> Aim
Repeat the material verbatim. Images are excluded from the copy.

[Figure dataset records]
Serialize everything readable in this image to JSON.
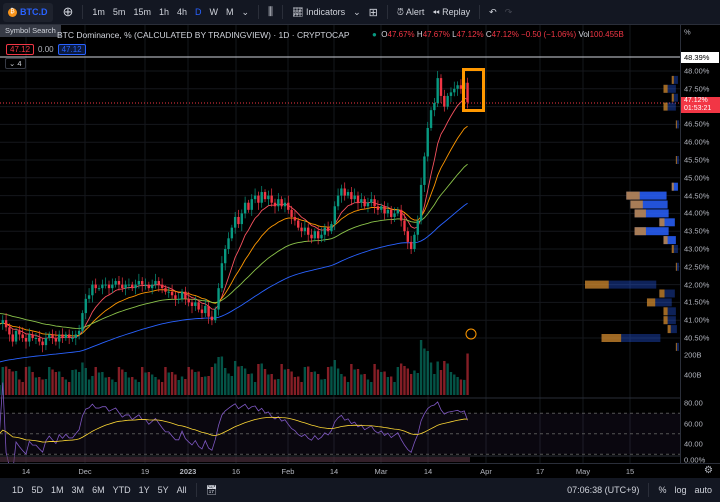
{
  "toolbar": {
    "symbol": "BTC.D",
    "coin_glyph": "₿",
    "add_icon": "plus-circle-icon",
    "intervals": [
      "1m",
      "5m",
      "15m",
      "1h",
      "4h",
      "D",
      "W",
      "M"
    ],
    "active_interval": "D",
    "indicators": "Indicators",
    "alert": "Alert",
    "replay": "Replay"
  },
  "tooltip": "Symbol Search",
  "legend": {
    "title": "BTC Dominance, % (CALCULATED BY TRADINGVIEW) · 1D · CRYPTOCAP",
    "o": "O",
    "o_val": "47.67%",
    "h": "H",
    "h_val": "47.67%",
    "l": "L",
    "l_val": "47.12%",
    "c": "C",
    "c_val": "47.12%",
    "change": "−0.50 (−1.06%)",
    "vol": "Vol",
    "vol_val": "100.455B",
    "value1": "47.12",
    "value2": "0.00",
    "value3": "47.12",
    "collapse": "⌄ 4"
  },
  "price_axis": {
    "unit": "%",
    "high_label": "48.39%",
    "current": "47.12%",
    "countdown": "01:53:21",
    "labels": [
      "48.00%",
      "47.50%",
      "46.50%",
      "46.00%",
      "45.50%",
      "45.00%",
      "44.50%",
      "44.00%",
      "43.50%",
      "43.00%",
      "42.50%",
      "42.00%",
      "41.50%",
      "41.00%",
      "40.50%"
    ],
    "volume_labels": [
      "400B",
      "200B"
    ],
    "rsi_labels": [
      "80.00",
      "60.00",
      "40.00"
    ],
    "bottom_label": "0.00%"
  },
  "time_axis": [
    "14",
    "Dec",
    "19",
    "2023",
    "16",
    "Feb",
    "14",
    "Mar",
    "14",
    "Apr",
    "17",
    "May",
    "15"
  ],
  "bottom": {
    "ranges": [
      "1D",
      "5D",
      "1M",
      "3M",
      "6M",
      "YTD",
      "1Y",
      "5Y",
      "All"
    ],
    "clock": "07:06:38 (UTC+9)",
    "pct": "%",
    "log": "log",
    "auto": "auto"
  },
  "colors": {
    "up": "#089981",
    "down": "#f23645",
    "accent": "#2962ff",
    "highlight": "#ff9800",
    "ma_fast": "#f7525f",
    "ma_mid": "#ff9800",
    "ma_slow": "#8bc34a",
    "ma_long": "#2962ff",
    "rsi": "#7e57c2",
    "rsi_ma": "#fdd835"
  },
  "chart_data": {
    "type": "candlestick",
    "start_date": "2022-11-06",
    "interval": "1D",
    "ylim": [
      40.2,
      48.6
    ],
    "closes": [
      40.9,
      41.0,
      40.8,
      40.6,
      40.4,
      40.7,
      40.6,
      40.5,
      40.4,
      40.6,
      40.5,
      40.5,
      40.4,
      40.3,
      40.5,
      40.6,
      40.5,
      40.4,
      40.6,
      40.5,
      40.6,
      40.5,
      40.5,
      40.6,
      40.7,
      41.2,
      41.6,
      41.7,
      42.0,
      41.9,
      41.9,
      42.0,
      42.0,
      41.9,
      42.0,
      42.1,
      42.0,
      41.9,
      42.0,
      42.0,
      41.9,
      42.0,
      42.1,
      42.0,
      42.0,
      41.9,
      42.0,
      42.1,
      42.0,
      41.9,
      41.8,
      41.8,
      41.7,
      41.6,
      41.6,
      41.8,
      41.6,
      41.5,
      41.4,
      41.5,
      41.3,
      41.2,
      41.4,
      41.1,
      41.0,
      41.3,
      41.9,
      42.6,
      43.0,
      43.3,
      43.6,
      43.9,
      43.7,
      44.0,
      44.3,
      44.1,
      44.4,
      44.5,
      44.3,
      44.6,
      44.4,
      44.5,
      44.3,
      44.2,
      44.4,
      44.2,
      44.3,
      44.1,
      43.9,
      43.8,
      43.6,
      43.5,
      43.6,
      43.4,
      43.3,
      43.5,
      43.3,
      43.4,
      43.6,
      43.5,
      43.7,
      44.2,
      44.5,
      44.7,
      44.5,
      44.6,
      44.4,
      44.5,
      44.3,
      44.4,
      44.2,
      44.3,
      44.4,
      44.2,
      44.1,
      44.2,
      44.0,
      44.1,
      43.9,
      44.0,
      44.1,
      43.8,
      43.5,
      43.2,
      43.0,
      43.4,
      43.8,
      44.8,
      45.6,
      46.4,
      46.9,
      47.1,
      47.8,
      47.3,
      47.0,
      47.3,
      47.4,
      47.5,
      47.6,
      47.5,
      47.67,
      47.12
    ],
    "last": {
      "open": 47.67,
      "high": 47.67,
      "low": 47.12,
      "close": 47.12
    }
  }
}
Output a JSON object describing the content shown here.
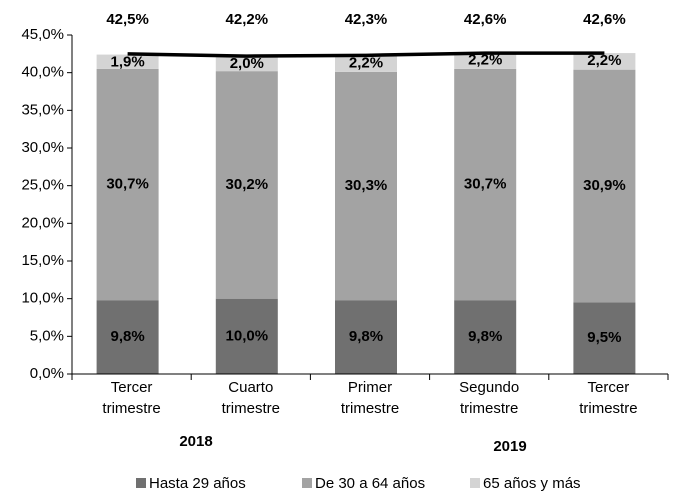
{
  "chart_data": {
    "type": "stacked_bar",
    "categories": [
      [
        "Tercer",
        "trimestre"
      ],
      [
        "Cuarto",
        "trimestre"
      ],
      [
        "Primer",
        "trimestre"
      ],
      [
        "Segundo",
        "trimestre"
      ],
      [
        "Tercer",
        "trimestre"
      ]
    ],
    "groups": [
      {
        "label": "2018"
      },
      {
        "label": "2019"
      }
    ],
    "series": [
      {
        "name": "Hasta 29 años",
        "color": "#707070",
        "values": [
          9.8,
          10.0,
          9.8,
          9.8,
          9.5
        ],
        "value_labels": [
          "9,8%",
          "10,0%",
          "9,8%",
          "9,8%",
          "9,5%"
        ]
      },
      {
        "name": "De 30 a 64 años",
        "color": "#a3a3a3",
        "values": [
          30.7,
          30.2,
          30.3,
          30.7,
          30.9
        ],
        "value_labels": [
          "30,7%",
          "30,2%",
          "30,3%",
          "30,7%",
          "30,9%"
        ]
      },
      {
        "name": "65 años y más",
        "color": "#d4d4d4",
        "values": [
          1.9,
          2.0,
          2.2,
          2.2,
          2.2
        ],
        "value_labels": [
          "1,9%",
          "2,0%",
          "2,2%",
          "2,2%",
          "2,2%"
        ]
      }
    ],
    "total": {
      "color": "#000000",
      "values": [
        42.5,
        42.2,
        42.3,
        42.6,
        42.6
      ],
      "value_labels": [
        "42,5%",
        "42,2%",
        "42,3%",
        "42,6%",
        "42,6%"
      ]
    },
    "ylim": [
      0,
      45
    ],
    "yticks": [
      {
        "value": 0,
        "label": "0,0%"
      },
      {
        "value": 5,
        "label": "5,0%"
      },
      {
        "value": 10,
        "label": "10,0%"
      },
      {
        "value": 15,
        "label": "15,0%"
      },
      {
        "value": 20,
        "label": "20,0%"
      },
      {
        "value": 25,
        "label": "25,0%"
      },
      {
        "value": 30,
        "label": "30,0%"
      },
      {
        "value": 35,
        "label": "35,0%"
      },
      {
        "value": 40,
        "label": "40,0%"
      },
      {
        "value": 45,
        "label": "45,0%"
      }
    ],
    "grid": false
  }
}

> Reply to the task
Serialize everything readable in this image to JSON.
{
  "toolbar": {
    "symbol": "BTC.D",
    "coin_glyph": "₿",
    "add_icon": "plus-circle-icon",
    "intervals": [
      "1m",
      "5m",
      "15m",
      "1h",
      "4h",
      "D",
      "W",
      "M"
    ],
    "active_interval": "D",
    "indicators": "Indicators",
    "alert": "Alert",
    "replay": "Replay"
  },
  "tooltip": "Symbol Search",
  "legend": {
    "title": "BTC Dominance, % (CALCULATED BY TRADINGVIEW) · 1D · CRYPTOCAP",
    "o": "O",
    "o_val": "47.67%",
    "h": "H",
    "h_val": "47.67%",
    "l": "L",
    "l_val": "47.12%",
    "c": "C",
    "c_val": "47.12%",
    "change": "−0.50 (−1.06%)",
    "vol": "Vol",
    "vol_val": "100.455B",
    "value1": "47.12",
    "value2": "0.00",
    "value3": "47.12",
    "collapse": "⌄ 4"
  },
  "price_axis": {
    "unit": "%",
    "high_label": "48.39%",
    "current": "47.12%",
    "countdown": "01:53:21",
    "labels": [
      "48.00%",
      "47.50%",
      "46.50%",
      "46.00%",
      "45.50%",
      "45.00%",
      "44.50%",
      "44.00%",
      "43.50%",
      "43.00%",
      "42.50%",
      "42.00%",
      "41.50%",
      "41.00%",
      "40.50%"
    ],
    "volume_labels": [
      "400B",
      "200B"
    ],
    "rsi_labels": [
      "80.00",
      "60.00",
      "40.00"
    ],
    "bottom_label": "0.00%"
  },
  "time_axis": [
    "14",
    "Dec",
    "19",
    "2023",
    "16",
    "Feb",
    "14",
    "Mar",
    "14",
    "Apr",
    "17",
    "May",
    "15"
  ],
  "bottom": {
    "ranges": [
      "1D",
      "5D",
      "1M",
      "3M",
      "6M",
      "YTD",
      "1Y",
      "5Y",
      "All"
    ],
    "clock": "07:06:38 (UTC+9)",
    "pct": "%",
    "log": "log",
    "auto": "auto"
  },
  "colors": {
    "up": "#089981",
    "down": "#f23645",
    "accent": "#2962ff",
    "highlight": "#ff9800",
    "ma_fast": "#f7525f",
    "ma_mid": "#ff9800",
    "ma_slow": "#8bc34a",
    "ma_long": "#2962ff",
    "rsi": "#7e57c2",
    "rsi_ma": "#fdd835"
  },
  "chart_data": {
    "type": "candlestick",
    "start_date": "2022-11-06",
    "interval": "1D",
    "ylim": [
      40.2,
      48.6
    ],
    "closes": [
      40.9,
      41.0,
      40.8,
      40.6,
      40.4,
      40.7,
      40.6,
      40.5,
      40.4,
      40.6,
      40.5,
      40.5,
      40.4,
      40.3,
      40.5,
      40.6,
      40.5,
      40.4,
      40.6,
      40.5,
      40.6,
      40.5,
      40.5,
      40.6,
      40.7,
      41.2,
      41.6,
      41.7,
      42.0,
      41.9,
      41.9,
      42.0,
      42.0,
      41.9,
      42.0,
      42.1,
      42.0,
      41.9,
      42.0,
      42.0,
      41.9,
      42.0,
      42.1,
      42.0,
      42.0,
      41.9,
      42.0,
      42.1,
      42.0,
      41.9,
      41.8,
      41.8,
      41.7,
      41.6,
      41.6,
      41.8,
      41.6,
      41.5,
      41.4,
      41.5,
      41.3,
      41.2,
      41.4,
      41.1,
      41.0,
      41.3,
      41.9,
      42.6,
      43.0,
      43.3,
      43.6,
      43.9,
      43.7,
      44.0,
      44.3,
      44.1,
      44.4,
      44.5,
      44.3,
      44.6,
      44.4,
      44.5,
      44.3,
      44.2,
      44.4,
      44.2,
      44.3,
      44.1,
      43.9,
      43.8,
      43.6,
      43.5,
      43.6,
      43.4,
      43.3,
      43.5,
      43.3,
      43.4,
      43.6,
      43.5,
      43.7,
      44.2,
      44.5,
      44.7,
      44.5,
      44.6,
      44.4,
      44.5,
      44.3,
      44.4,
      44.2,
      44.3,
      44.4,
      44.2,
      44.1,
      44.2,
      44.0,
      44.1,
      43.9,
      44.0,
      44.1,
      43.8,
      43.5,
      43.2,
      43.0,
      43.4,
      43.8,
      44.8,
      45.6,
      46.4,
      46.9,
      47.1,
      47.8,
      47.3,
      47.0,
      47.3,
      47.4,
      47.5,
      47.6,
      47.5,
      47.67,
      47.12
    ],
    "last": {
      "open": 47.67,
      "high": 47.67,
      "low": 47.12,
      "close": 47.12
    }
  }
}
Output a JSON object describing the content shown here.
{
  "chart_data": {
    "type": "stacked_bar",
    "categories": [
      [
        "Tercer",
        "trimestre"
      ],
      [
        "Cuarto",
        "trimestre"
      ],
      [
        "Primer",
        "trimestre"
      ],
      [
        "Segundo",
        "trimestre"
      ],
      [
        "Tercer",
        "trimestre"
      ]
    ],
    "groups": [
      {
        "label": "2018"
      },
      {
        "label": "2019"
      }
    ],
    "series": [
      {
        "name": "Hasta 29 años",
        "color": "#707070",
        "values": [
          9.8,
          10.0,
          9.8,
          9.8,
          9.5
        ],
        "value_labels": [
          "9,8%",
          "10,0%",
          "9,8%",
          "9,8%",
          "9,5%"
        ]
      },
      {
        "name": "De 30 a 64 años",
        "color": "#a3a3a3",
        "values": [
          30.7,
          30.2,
          30.3,
          30.7,
          30.9
        ],
        "value_labels": [
          "30,7%",
          "30,2%",
          "30,3%",
          "30,7%",
          "30,9%"
        ]
      },
      {
        "name": "65 años y más",
        "color": "#d4d4d4",
        "values": [
          1.9,
          2.0,
          2.2,
          2.2,
          2.2
        ],
        "value_labels": [
          "1,9%",
          "2,0%",
          "2,2%",
          "2,2%",
          "2,2%"
        ]
      }
    ],
    "total": {
      "color": "#000000",
      "values": [
        42.5,
        42.2,
        42.3,
        42.6,
        42.6
      ],
      "value_labels": [
        "42,5%",
        "42,2%",
        "42,3%",
        "42,6%",
        "42,6%"
      ]
    },
    "ylim": [
      0,
      45
    ],
    "yticks": [
      {
        "value": 0,
        "label": "0,0%"
      },
      {
        "value": 5,
        "label": "5,0%"
      },
      {
        "value": 10,
        "label": "10,0%"
      },
      {
        "value": 15,
        "label": "15,0%"
      },
      {
        "value": 20,
        "label": "20,0%"
      },
      {
        "value": 25,
        "label": "25,0%"
      },
      {
        "value": 30,
        "label": "30,0%"
      },
      {
        "value": 35,
        "label": "35,0%"
      },
      {
        "value": 40,
        "label": "40,0%"
      },
      {
        "value": 45,
        "label": "45,0%"
      }
    ],
    "grid": false
  }
}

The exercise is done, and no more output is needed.